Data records
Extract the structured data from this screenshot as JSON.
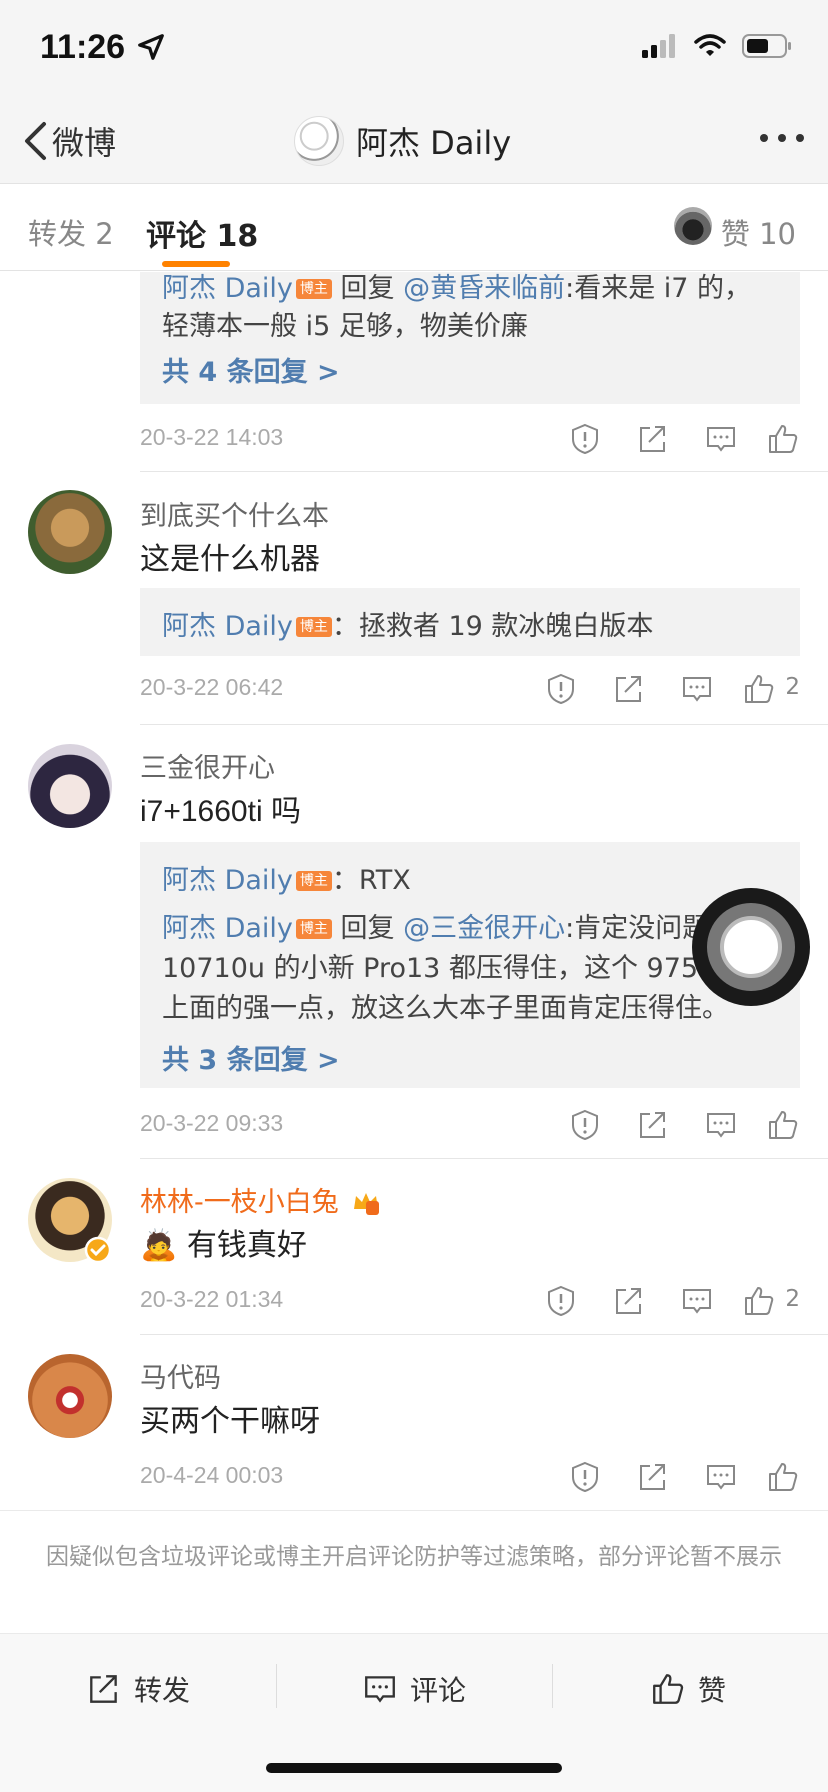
{
  "status": {
    "time": "11:26"
  },
  "nav": {
    "back_label": "微博",
    "title": "阿杰 Daily"
  },
  "tabs": {
    "repost": "转发 2",
    "comment": "评论 18",
    "like": "赞 10"
  },
  "badge_text": "博主",
  "comments": [
    {
      "reply_lines": [
        "阿杰 Daily",
        "回复 ",
        "@黄昏来临前",
        ":看来是 i7 的，",
        "轻薄本一般 i5 足够，物美价廉"
      ],
      "more_replies": "共 4 条回复 >",
      "time": "20-3-22 14:03",
      "likes": ""
    },
    {
      "user": "到底买个什么本",
      "text": "这是什么机器",
      "reply_author": "阿杰 Daily",
      "reply_text": "：拯救者 19 款冰魄白版本",
      "time": "20-3-22 06:42",
      "likes": "2"
    },
    {
      "user": "三金很开心",
      "text": "i7+1660ti 吗",
      "reply_author": "阿杰 Daily",
      "reply_text": "：RTX",
      "reply2_author": "阿杰 Daily",
      "reply2_prefix": "回复 ",
      "reply2_mention": "@三金很开心",
      "reply2_text": ":肯定没问题，",
      "reply2_line2": "10710u 的小新 Pro13 都压得住，这个 9750",
      "reply2_line3": "上面的强一点，放这么大本子里面肯定压得住。",
      "more_replies": "共 3 条回复 >",
      "time": "20-3-22 09:33",
      "likes": ""
    },
    {
      "user": "林林-一枝小白兔",
      "emoji": "🙇",
      "text": "有钱真好",
      "time": "20-3-22 01:34",
      "likes": "2"
    },
    {
      "user": "马代码",
      "text": "买两个干嘛呀",
      "time": "20-4-24 00:03",
      "likes": ""
    }
  ],
  "filter_notice": "因疑似包含垃圾评论或博主开启评论防护等过滤策略，部分评论暂不展示",
  "bottom_bar": {
    "repost": "转发",
    "comment": "评论",
    "like": "赞"
  },
  "colors": {
    "accent": "#ff8200",
    "link": "#507daf",
    "vip_name": "#f06b1b",
    "badge": "#f6863a"
  }
}
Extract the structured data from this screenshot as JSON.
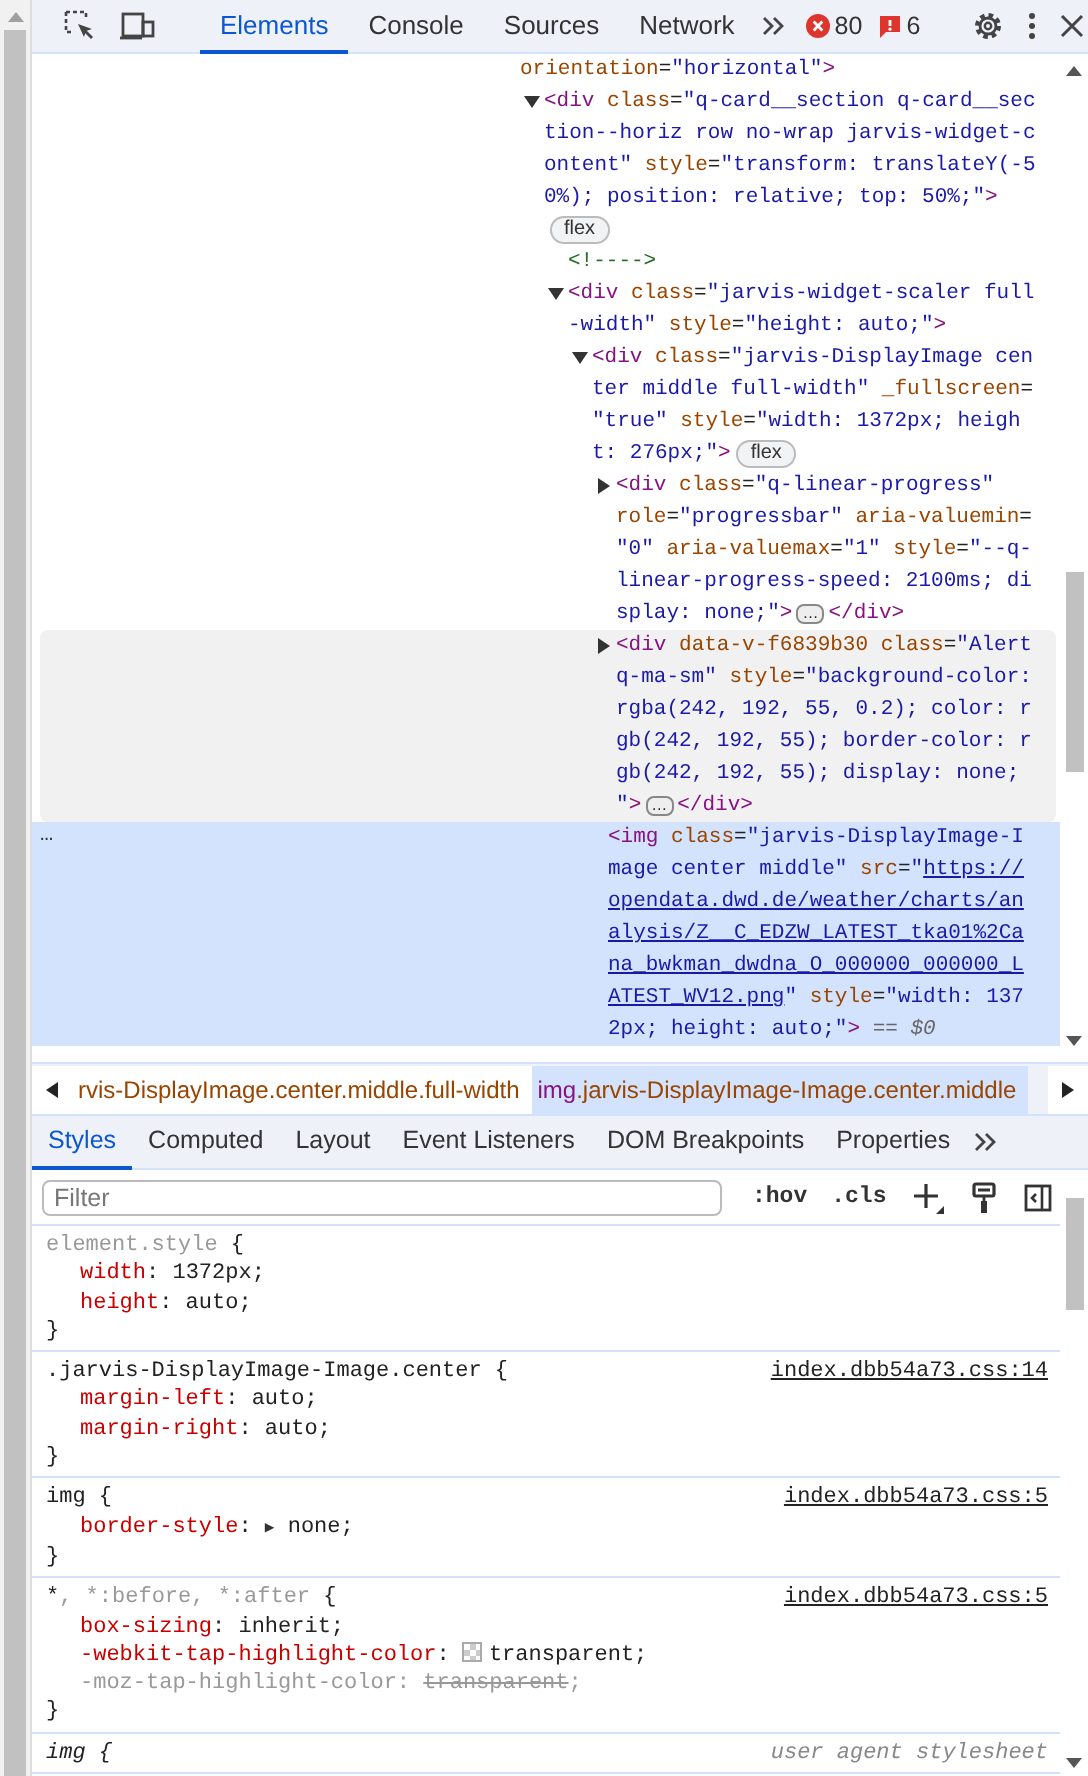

Challenge:
Output the entries above exactly. Drop the pictures.

The completed task:
Extract the structured data from this screenshot as JSON.
{
  "status": {
    "time": "11:26"
  },
  "nav": {
    "back_label": "微博",
    "title": "阿杰 Daily"
  },
  "tabs": {
    "repost": "转发 2",
    "comment": "评论 18",
    "like": "赞 10"
  },
  "badge_text": "博主",
  "comments": [
    {
      "reply_lines": [
        "阿杰 Daily",
        "回复 ",
        "@黄昏来临前",
        ":看来是 i7 的，",
        "轻薄本一般 i5 足够，物美价廉"
      ],
      "more_replies": "共 4 条回复 >",
      "time": "20-3-22 14:03",
      "likes": ""
    },
    {
      "user": "到底买个什么本",
      "text": "这是什么机器",
      "reply_author": "阿杰 Daily",
      "reply_text": "：拯救者 19 款冰魄白版本",
      "time": "20-3-22 06:42",
      "likes": "2"
    },
    {
      "user": "三金很开心",
      "text": "i7+1660ti 吗",
      "reply_author": "阿杰 Daily",
      "reply_text": "：RTX",
      "reply2_author": "阿杰 Daily",
      "reply2_prefix": "回复 ",
      "reply2_mention": "@三金很开心",
      "reply2_text": ":肯定没问题，",
      "reply2_line2": "10710u 的小新 Pro13 都压得住，这个 9750",
      "reply2_line3": "上面的强一点，放这么大本子里面肯定压得住。",
      "more_replies": "共 3 条回复 >",
      "time": "20-3-22 09:33",
      "likes": ""
    },
    {
      "user": "林林-一枝小白兔",
      "emoji": "🙇",
      "text": "有钱真好",
      "time": "20-3-22 01:34",
      "likes": "2"
    },
    {
      "user": "马代码",
      "text": "买两个干嘛呀",
      "time": "20-4-24 00:03",
      "likes": ""
    }
  ],
  "filter_notice": "因疑似包含垃圾评论或博主开启评论防护等过滤策略，部分评论暂不展示",
  "bottom_bar": {
    "repost": "转发",
    "comment": "评论",
    "like": "赞"
  },
  "colors": {
    "accent": "#ff8200",
    "link": "#507daf",
    "vip_name": "#f06b1b",
    "badge": "#f6863a"
  }
}
Extract the structured data from this screenshot as JSON.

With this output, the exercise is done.